## WHAT THE EXERCISE ASKS
Locate the word "values" in the entries below, then gather every line that holds it.

## PROVIDED ENTRIES
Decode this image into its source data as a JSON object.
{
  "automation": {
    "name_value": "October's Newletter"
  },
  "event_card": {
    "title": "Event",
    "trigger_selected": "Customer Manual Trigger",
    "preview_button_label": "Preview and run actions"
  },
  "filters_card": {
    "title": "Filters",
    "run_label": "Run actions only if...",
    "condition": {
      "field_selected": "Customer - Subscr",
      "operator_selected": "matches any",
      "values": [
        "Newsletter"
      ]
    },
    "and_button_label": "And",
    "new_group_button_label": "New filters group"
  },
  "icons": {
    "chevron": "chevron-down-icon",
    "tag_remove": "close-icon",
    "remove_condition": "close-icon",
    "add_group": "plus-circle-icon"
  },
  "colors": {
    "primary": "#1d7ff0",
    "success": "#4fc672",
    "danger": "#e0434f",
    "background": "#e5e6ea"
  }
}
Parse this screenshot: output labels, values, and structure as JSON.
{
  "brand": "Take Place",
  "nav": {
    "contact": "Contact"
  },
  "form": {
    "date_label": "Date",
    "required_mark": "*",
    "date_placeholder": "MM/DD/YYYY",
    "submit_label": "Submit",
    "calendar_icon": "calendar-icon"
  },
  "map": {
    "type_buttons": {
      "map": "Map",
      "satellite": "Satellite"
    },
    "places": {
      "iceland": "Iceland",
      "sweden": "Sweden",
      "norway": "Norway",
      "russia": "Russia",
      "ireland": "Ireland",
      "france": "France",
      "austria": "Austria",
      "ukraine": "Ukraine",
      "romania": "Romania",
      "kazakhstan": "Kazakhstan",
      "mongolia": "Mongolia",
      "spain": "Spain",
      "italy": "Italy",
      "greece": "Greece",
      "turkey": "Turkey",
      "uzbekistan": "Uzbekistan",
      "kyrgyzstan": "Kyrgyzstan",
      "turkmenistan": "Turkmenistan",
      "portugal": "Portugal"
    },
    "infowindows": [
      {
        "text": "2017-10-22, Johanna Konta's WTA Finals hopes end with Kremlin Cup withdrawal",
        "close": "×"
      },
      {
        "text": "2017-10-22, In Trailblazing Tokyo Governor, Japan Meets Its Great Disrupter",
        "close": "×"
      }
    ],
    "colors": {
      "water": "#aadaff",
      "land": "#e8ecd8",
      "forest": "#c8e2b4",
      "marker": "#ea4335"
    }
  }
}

## TASK OUTPUT
      "values": [
Parse this screenshot: output labels, values, and structure as JSON.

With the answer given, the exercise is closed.